Exercise prompt
Word for word, retype every entry in the listing.

# start of Stored data

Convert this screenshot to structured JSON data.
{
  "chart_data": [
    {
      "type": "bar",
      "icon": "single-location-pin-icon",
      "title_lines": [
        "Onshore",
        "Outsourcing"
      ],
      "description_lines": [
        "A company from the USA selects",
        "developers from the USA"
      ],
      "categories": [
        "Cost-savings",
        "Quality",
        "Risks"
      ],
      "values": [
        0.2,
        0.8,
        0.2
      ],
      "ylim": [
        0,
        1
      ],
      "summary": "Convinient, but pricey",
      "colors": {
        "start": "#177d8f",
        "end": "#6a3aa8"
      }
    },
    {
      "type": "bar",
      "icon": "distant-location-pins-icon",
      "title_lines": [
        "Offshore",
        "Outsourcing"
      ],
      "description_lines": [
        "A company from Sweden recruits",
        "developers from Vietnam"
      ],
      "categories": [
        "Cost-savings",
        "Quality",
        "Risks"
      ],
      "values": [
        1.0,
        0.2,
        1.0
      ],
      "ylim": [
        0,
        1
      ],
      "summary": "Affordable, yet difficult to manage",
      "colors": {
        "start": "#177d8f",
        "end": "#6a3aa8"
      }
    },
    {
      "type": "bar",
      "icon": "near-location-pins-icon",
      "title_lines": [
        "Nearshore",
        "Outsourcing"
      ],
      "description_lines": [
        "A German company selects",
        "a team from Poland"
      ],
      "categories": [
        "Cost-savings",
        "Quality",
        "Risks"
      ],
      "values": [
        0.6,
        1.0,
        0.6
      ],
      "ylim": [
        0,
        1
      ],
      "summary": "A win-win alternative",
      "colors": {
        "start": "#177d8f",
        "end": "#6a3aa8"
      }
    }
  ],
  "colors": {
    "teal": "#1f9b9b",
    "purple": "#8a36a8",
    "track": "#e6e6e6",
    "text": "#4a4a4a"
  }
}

# end of Stored data

Output of the exercise
Convert this screenshot to structured JSON data.
{
  "chart_data": [
    {
      "type": "bar",
      "icon": "single-location-pin-icon",
      "title_lines": [
        "Onshore",
        "Outsourcing"
      ],
      "description_lines": [
        "A company from the USA selects",
        "developers from the USA"
      ],
      "categories": [
        "Cost-savings",
        "Quality",
        "Risks"
      ],
      "values": [
        0.2,
        0.8,
        0.2
      ],
      "ylim": [
        0,
        1
      ],
      "summary": "Convinient, but pricey",
      "colors": {
        "start": "#177d8f",
        "end": "#6a3aa8"
      }
    },
    {
      "type": "bar",
      "icon": "distant-location-pins-icon",
      "title_lines": [
        "Offshore",
        "Outsourcing"
      ],
      "description_lines": [
        "A company from Sweden recruits",
        "developers from Vietnam"
      ],
      "categories": [
        "Cost-savings",
        "Quality",
        "Risks"
      ],
      "values": [
        1.0,
        0.2,
        1.0
      ],
      "ylim": [
        0,
        1
      ],
      "summary": "Affordable, yet difficult to manage",
      "colors": {
        "start": "#177d8f",
        "end": "#6a3aa8"
      }
    },
    {
      "type": "bar",
      "icon": "near-location-pins-icon",
      "title_lines": [
        "Nearshore",
        "Outsourcing"
      ],
      "description_lines": [
        "A German company selects",
        "a team from Poland"
      ],
      "categories": [
        "Cost-savings",
        "Quality",
        "Risks"
      ],
      "values": [
        0.6,
        1.0,
        0.6
      ],
      "ylim": [
        0,
        1
      ],
      "summary": "A win-win alternative",
      "colors": {
        "start": "#177d8f",
        "end": "#6a3aa8"
      }
    }
  ],
  "colors": {
    "teal": "#1f9b9b",
    "purple": "#8a36a8",
    "track": "#e6e6e6",
    "text": "#4a4a4a"
  }
}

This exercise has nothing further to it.